• [文書の抜粋]:
* * * *

漢字ひらがな

 本題がなかなか進まないです。原稿ができあがってないので・・・。というわけで漢字とひらがなのお話です。
 事、物、時などの抽象名詞はいちいち悩むのはめんどくさいので全部ひらがなで書いてしまいましょう。熟語に関しては、「私達」は最近は「私たち」と書く傾向にあるようです。このようにもともと漢字で表記すべきところを、このように「漢字+ひらがな」で表記する傾向がある熟語がけっこうあるみたいです。新聞等をよく見てると気付くと思います。
 ここで気をつけて欲しいのが、別に漢字で書こうがひらがなで書こうが決まりがあるわけではないのでどちらで書いてもいいのですが、同じ言葉を漢字とひらがなで混在させないようにするということです。一度ひらがなと決めたら最後までひらがなで。文字数の調整は他のところですること。

字の濃さ、大きさ

 ペン書きの指定がなければ鉛筆かシャープペンでいいのですが、字の濃さはBか2Bくらいが好まれるようです。「こいつはBの芯を使ってるから+1点だ!」などということはないので、そこまで神経質にならなくてもいいとは思いますが、印象が良いにこしたことはありません。字の大きさはマス目をいっぱいに使ってバランスよく書くことを心がけること。もちろん、消しゴムで消した跡が黒く残ってるような答案は印象悪いです。個人的にはそういう答案はアウトだと思ってます。

* * * *

• [抜粋データ]:

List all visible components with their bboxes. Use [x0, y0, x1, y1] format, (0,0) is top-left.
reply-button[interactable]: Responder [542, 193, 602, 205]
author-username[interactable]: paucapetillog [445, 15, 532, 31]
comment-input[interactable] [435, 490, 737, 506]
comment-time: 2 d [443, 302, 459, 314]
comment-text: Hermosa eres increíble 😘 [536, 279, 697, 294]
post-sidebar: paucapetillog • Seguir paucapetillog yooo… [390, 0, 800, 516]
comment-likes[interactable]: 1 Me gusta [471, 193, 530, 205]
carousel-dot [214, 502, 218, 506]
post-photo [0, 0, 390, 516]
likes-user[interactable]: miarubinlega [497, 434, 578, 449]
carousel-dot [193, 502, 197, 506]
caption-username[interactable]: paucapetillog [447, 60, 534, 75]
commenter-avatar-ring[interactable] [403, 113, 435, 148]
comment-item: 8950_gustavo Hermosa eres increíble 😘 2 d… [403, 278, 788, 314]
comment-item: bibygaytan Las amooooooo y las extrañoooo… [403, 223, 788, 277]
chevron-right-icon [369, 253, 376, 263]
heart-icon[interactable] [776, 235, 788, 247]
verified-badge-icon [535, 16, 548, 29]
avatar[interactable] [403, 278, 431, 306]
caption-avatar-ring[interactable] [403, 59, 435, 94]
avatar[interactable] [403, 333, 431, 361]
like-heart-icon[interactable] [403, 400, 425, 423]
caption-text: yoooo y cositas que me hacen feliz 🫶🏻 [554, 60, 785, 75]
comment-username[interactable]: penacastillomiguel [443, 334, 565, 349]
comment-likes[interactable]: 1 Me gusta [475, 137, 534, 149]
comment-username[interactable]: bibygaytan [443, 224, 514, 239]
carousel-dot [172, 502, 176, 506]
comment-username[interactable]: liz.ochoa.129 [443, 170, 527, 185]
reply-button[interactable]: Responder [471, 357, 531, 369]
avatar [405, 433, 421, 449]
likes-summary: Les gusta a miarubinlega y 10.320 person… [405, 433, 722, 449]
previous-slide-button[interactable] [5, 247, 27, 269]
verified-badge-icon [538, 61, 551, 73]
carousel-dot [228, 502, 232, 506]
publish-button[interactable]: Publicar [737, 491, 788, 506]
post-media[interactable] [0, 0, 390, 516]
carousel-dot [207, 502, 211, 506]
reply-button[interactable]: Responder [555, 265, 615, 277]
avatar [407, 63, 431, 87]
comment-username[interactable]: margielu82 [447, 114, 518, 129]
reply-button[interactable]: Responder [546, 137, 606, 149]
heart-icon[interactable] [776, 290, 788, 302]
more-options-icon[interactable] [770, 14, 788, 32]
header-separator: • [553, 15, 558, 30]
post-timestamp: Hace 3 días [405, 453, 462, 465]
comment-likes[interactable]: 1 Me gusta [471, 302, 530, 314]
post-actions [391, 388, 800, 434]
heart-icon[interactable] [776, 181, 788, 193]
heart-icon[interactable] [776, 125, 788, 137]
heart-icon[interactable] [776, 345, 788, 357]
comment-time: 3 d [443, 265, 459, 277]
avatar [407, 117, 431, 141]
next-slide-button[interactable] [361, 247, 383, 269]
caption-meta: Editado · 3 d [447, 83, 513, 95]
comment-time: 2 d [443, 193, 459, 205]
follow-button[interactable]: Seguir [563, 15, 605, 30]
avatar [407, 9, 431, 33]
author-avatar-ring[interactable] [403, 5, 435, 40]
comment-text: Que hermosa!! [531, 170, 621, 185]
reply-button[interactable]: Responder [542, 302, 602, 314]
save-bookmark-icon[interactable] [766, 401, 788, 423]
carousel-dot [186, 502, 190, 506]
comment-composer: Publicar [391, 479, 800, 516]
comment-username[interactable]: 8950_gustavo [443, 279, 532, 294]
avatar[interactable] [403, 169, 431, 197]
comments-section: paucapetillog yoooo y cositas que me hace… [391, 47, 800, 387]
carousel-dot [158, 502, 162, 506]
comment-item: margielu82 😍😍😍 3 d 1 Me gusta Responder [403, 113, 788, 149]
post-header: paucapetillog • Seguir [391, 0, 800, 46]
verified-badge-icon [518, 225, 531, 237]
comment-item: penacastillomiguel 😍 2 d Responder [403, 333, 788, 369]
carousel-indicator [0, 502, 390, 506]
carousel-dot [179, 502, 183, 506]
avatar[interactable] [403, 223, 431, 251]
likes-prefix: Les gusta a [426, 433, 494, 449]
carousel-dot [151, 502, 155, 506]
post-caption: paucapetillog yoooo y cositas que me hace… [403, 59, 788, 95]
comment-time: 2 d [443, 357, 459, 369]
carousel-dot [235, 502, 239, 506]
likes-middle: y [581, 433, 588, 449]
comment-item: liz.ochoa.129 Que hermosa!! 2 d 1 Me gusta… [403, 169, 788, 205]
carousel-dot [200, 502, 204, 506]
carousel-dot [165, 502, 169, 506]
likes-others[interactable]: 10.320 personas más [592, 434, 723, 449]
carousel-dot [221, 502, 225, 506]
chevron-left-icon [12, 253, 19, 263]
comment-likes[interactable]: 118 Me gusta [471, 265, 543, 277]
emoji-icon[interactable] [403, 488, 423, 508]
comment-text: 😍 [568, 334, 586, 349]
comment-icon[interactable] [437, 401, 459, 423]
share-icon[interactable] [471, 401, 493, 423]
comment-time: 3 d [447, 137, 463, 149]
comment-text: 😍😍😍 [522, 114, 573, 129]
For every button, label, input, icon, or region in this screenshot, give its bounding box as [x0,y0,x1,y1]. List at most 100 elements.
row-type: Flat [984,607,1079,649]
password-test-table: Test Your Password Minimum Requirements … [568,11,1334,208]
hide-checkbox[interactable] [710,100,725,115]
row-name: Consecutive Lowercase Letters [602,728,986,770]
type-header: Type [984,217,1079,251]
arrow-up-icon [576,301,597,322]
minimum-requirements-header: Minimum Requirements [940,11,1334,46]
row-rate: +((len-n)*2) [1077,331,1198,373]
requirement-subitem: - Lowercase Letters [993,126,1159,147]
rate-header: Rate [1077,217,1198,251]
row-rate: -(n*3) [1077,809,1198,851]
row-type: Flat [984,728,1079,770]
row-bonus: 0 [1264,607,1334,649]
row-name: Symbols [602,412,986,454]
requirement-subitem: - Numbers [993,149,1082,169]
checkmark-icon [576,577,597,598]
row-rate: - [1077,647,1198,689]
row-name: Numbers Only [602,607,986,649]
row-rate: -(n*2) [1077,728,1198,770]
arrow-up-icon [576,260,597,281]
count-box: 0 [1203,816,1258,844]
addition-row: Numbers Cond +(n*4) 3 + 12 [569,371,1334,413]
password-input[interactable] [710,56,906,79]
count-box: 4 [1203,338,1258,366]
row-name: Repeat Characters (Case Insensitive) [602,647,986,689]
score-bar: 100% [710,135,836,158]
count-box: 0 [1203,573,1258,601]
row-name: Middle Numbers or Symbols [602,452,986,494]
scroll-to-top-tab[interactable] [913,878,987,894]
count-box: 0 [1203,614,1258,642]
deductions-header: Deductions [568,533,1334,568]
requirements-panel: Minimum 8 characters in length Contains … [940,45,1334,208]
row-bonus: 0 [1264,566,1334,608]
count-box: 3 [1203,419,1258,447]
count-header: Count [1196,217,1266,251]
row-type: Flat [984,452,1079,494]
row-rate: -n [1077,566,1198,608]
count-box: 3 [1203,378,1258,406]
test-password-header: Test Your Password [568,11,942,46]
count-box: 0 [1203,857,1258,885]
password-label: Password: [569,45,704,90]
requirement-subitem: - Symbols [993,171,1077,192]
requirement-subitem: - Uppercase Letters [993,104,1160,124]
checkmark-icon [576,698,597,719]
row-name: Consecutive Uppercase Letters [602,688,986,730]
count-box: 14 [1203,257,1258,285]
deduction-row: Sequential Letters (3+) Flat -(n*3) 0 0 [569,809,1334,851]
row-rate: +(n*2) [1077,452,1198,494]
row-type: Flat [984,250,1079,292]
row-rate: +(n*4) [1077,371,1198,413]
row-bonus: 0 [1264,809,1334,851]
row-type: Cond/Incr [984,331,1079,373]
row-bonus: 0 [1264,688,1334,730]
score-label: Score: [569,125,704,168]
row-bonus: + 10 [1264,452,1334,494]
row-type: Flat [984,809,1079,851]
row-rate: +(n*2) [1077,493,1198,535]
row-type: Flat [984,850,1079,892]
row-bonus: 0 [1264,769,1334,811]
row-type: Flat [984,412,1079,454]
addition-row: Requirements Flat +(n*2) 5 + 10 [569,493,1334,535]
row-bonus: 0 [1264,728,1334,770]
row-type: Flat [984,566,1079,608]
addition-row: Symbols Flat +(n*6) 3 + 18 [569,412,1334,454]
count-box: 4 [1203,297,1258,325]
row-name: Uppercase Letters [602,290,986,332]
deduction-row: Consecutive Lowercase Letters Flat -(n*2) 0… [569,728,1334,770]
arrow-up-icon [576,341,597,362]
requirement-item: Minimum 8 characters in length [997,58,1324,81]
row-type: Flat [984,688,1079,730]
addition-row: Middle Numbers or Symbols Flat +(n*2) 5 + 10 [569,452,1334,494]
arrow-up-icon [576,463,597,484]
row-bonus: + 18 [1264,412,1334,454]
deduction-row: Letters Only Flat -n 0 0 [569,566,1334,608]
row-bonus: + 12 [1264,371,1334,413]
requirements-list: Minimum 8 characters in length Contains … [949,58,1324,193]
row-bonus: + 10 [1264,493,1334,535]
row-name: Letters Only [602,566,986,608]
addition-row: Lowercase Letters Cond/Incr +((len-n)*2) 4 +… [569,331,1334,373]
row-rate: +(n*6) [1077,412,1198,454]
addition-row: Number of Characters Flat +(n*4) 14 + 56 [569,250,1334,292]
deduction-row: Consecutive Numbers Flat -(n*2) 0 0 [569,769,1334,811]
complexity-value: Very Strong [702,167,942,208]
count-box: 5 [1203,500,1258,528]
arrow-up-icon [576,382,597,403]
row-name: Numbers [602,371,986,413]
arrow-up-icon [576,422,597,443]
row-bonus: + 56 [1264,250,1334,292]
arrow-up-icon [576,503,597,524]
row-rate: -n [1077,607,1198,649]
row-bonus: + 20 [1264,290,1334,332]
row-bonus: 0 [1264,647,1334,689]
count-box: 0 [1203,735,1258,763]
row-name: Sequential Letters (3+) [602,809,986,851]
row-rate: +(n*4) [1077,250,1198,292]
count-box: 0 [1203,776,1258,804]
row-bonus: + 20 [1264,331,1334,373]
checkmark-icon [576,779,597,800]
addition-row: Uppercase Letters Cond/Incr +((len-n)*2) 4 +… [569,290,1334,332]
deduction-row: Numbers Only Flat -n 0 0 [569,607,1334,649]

* * * *

• [取り組む課題]:
[1] 文書の抜粋のうち、「本題がなかなか進まないです。」に始まり「答案はアウトだと思ってます。」に終わる部分を、「消しゴム」を「修正液」に変えて書き直すこと。
[2] 文書の抜粋をもとに、次の問いに答えること。
(a) 「私達」は最近どう書く傾向にあるとされているか。
(b) 一度ひらがなと決めた言葉は、どう書くとされているか。
(c) 好まれる字の濃さはどのくらいとされているか。

• [解答一覧]:
[1]
本題がなかなか進まないです。原稿ができあがってないので・・・。というわけで漢字とひらがなのお話です。
 事、物、時などの抽象名詞はいちいち悩むのはめんどくさいので全部ひらがなで書いてしまいましょう。熟語に関しては、「私達」は最近は「私たち」と書く傾向にあるようです。このようにもともと漢字で表記すべきところを、このように「漢字+ひらがな」で表記する傾向がある熟語がけっこうあるみたいです。新聞等をよく見てると気付くと思います。
 ここで気をつけて欲しいのが、別に漢字で書こうがひらがなで書こうが決まりがあるわけではないのでどちらで書いてもいいのですが、同じ言葉を漢字とひらがなで混在させないようにするということです。一度ひらがなと決めたら最後までひらがなで。文字数の調整は他のところですること。

字の濃さ、大きさ

 ペン書きの指定がなければ鉛筆かシャープペンでいいのですが、字の濃さはBか2Bくらいが好まれるようです。「こいつはBの芯を使ってるから+1点だ!」などということはないので、そこまで神経質にならなくてもいいとは思いますが、印象が良いにこしたことはありません。字の大きさはマス目をいっぱいに使ってバランスよく書くことを心がけること。もちろん、修正液で消した跡が黒く残ってるような答案は印象悪いです。個人的にはそういう答案はアウトだと思ってます。

[2]
(a) 「私たち」
(b) 最後までひらがなで書く。
(c) Bか2Bくらい